Every line from the one containing "Transcribe the text in this document." through the end of the listing below goes in the output, exactly and without pictures.

| AVAILABLE RECORDS |
•••
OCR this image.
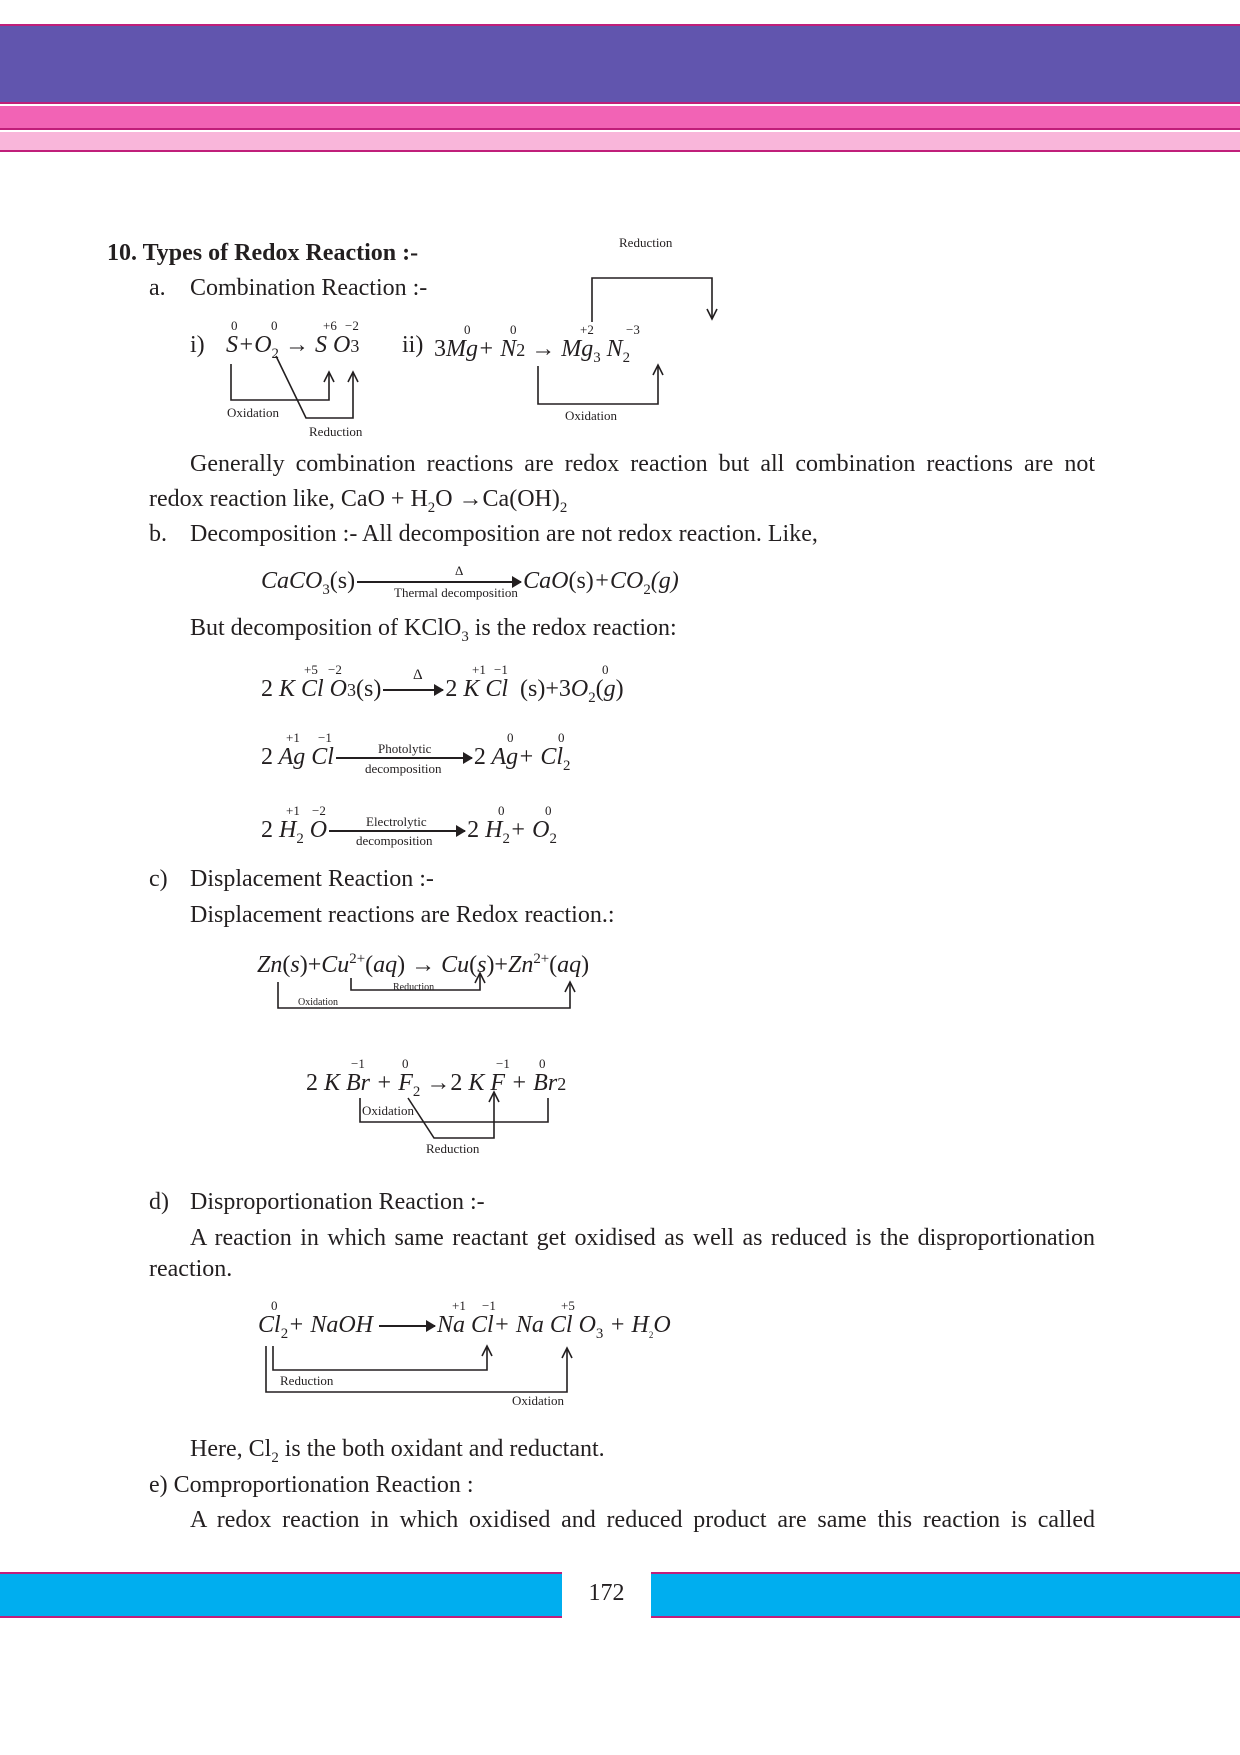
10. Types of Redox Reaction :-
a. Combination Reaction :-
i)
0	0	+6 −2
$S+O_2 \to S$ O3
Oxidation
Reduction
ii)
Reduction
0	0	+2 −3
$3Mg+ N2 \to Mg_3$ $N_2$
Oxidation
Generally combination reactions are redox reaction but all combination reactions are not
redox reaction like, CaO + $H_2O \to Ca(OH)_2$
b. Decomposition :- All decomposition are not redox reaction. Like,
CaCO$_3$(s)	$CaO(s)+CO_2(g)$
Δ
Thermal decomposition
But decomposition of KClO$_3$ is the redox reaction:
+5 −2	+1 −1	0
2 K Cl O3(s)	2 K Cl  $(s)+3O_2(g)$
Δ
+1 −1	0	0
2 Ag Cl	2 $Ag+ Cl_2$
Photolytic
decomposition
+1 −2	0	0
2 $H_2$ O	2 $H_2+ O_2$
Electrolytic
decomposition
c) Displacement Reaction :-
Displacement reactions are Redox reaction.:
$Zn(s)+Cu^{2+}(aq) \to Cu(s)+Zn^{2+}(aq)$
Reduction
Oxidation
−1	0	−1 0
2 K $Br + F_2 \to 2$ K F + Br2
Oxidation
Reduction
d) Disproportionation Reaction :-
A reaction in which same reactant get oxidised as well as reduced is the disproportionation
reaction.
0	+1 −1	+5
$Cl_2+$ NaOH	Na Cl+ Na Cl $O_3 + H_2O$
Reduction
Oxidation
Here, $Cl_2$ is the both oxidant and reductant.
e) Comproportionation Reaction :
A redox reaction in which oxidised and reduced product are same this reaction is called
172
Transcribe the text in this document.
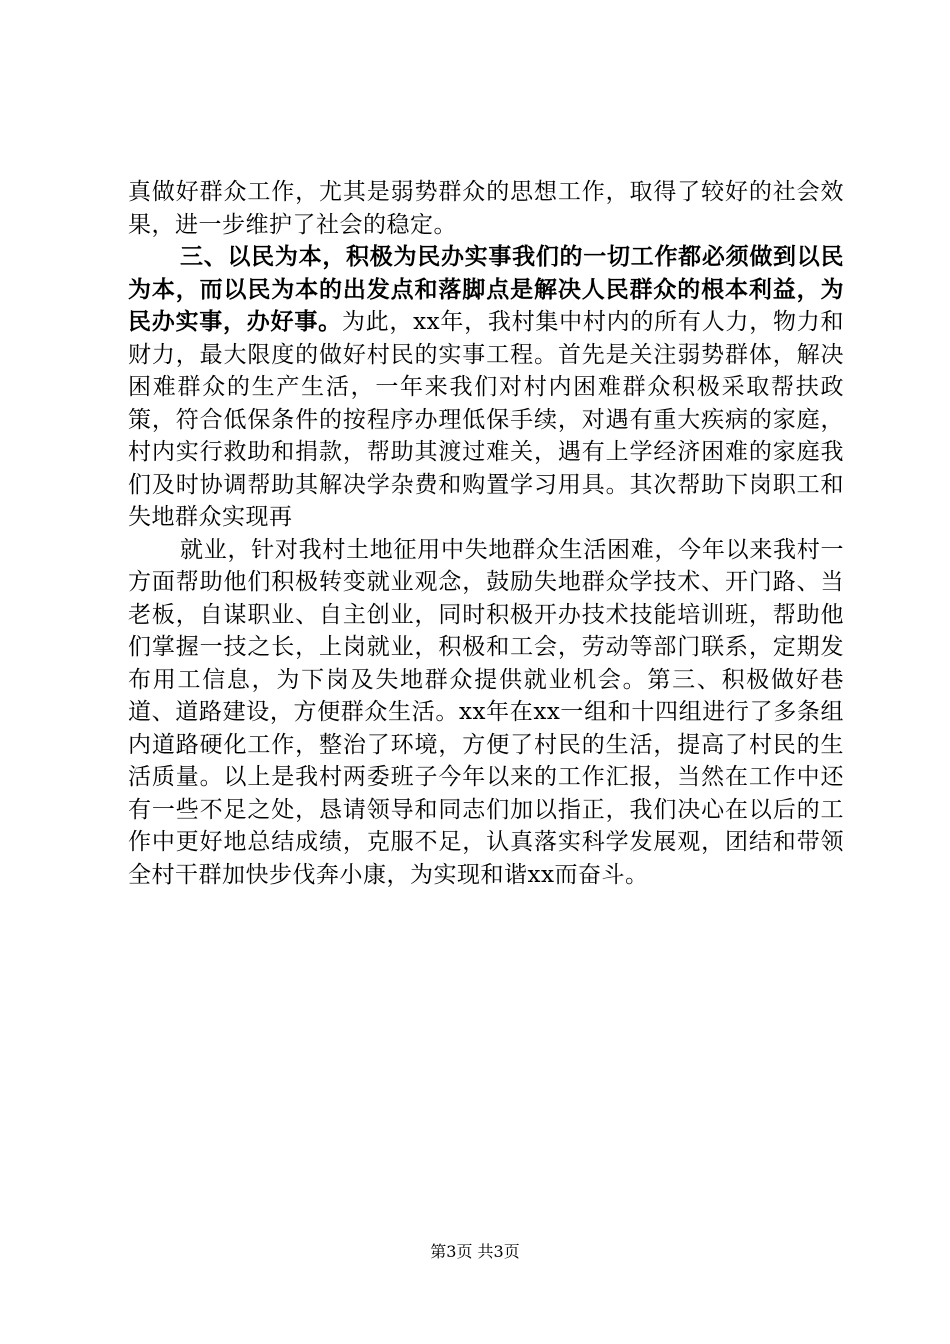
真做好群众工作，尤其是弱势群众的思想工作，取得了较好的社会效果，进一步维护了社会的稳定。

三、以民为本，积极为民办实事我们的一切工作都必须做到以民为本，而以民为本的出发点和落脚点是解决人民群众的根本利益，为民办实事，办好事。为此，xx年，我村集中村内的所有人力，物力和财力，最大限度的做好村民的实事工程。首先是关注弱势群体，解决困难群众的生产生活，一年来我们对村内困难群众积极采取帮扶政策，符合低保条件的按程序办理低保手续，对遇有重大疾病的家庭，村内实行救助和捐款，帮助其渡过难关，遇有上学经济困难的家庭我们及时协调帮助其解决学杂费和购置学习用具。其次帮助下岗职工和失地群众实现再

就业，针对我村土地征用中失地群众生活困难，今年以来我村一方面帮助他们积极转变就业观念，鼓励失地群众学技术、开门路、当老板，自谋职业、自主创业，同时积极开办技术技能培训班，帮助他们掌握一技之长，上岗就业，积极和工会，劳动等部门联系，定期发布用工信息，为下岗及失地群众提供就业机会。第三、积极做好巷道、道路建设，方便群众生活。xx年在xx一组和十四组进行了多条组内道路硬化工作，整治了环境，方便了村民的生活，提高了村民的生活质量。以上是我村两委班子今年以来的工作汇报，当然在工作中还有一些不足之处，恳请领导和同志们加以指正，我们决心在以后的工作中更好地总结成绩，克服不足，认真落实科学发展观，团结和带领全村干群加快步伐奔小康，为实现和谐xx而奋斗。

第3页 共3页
•••
| SOLUTION TO THIS EXERCISE |
Transcribe the text in this document.
真做好群众工作，尤其是弱势群众的思想工作，取得了较好的社会效果，进一步维护了社会的稳定。

三、以民为本，积极为民办实事我们的一切工作都必须做到以民为本，而以民为本的出发点和落脚点是解决人民群众的根本利益，为民办实事，办好事。为此，xx年，我村集中村内的所有人力，物力和财力，最大限度的做好村民的实事工程。首先是关注弱势群体，解决困难群众的生产生活，一年来我们对村内困难群众积极采取帮扶政策，符合低保条件的按程序办理低保手续，对遇有重大疾病的家庭，村内实行救助和捐款，帮助其渡过难关，遇有上学经济困难的家庭我们及时协调帮助其解决学杂费和购置学习用具。其次帮助下岗职工和失地群众实现再

就业，针对我村土地征用中失地群众生活困难，今年以来我村一方面帮助他们积极转变就业观念，鼓励失地群众学技术、开门路、当老板，自谋职业、自主创业，同时积极开办技术技能培训班，帮助他们掌握一技之长，上岗就业，积极和工会，劳动等部门联系，定期发布用工信息，为下岗及失地群众提供就业机会。第三、积极做好巷道、道路建设，方便群众生活。xx年在xx一组和十四组进行了多条组内道路硬化工作，整治了环境，方便了村民的生活，提高了村民的生活质量。以上是我村两委班子今年以来的工作汇报，当然在工作中还有一些不足之处，恳请领导和同志们加以指正，我们决心在以后的工作中更好地总结成绩，克服不足，认真落实科学发展观，团结和带领全村干群加快步伐奔小康，为实现和谐xx而奋斗。

第3页 共3页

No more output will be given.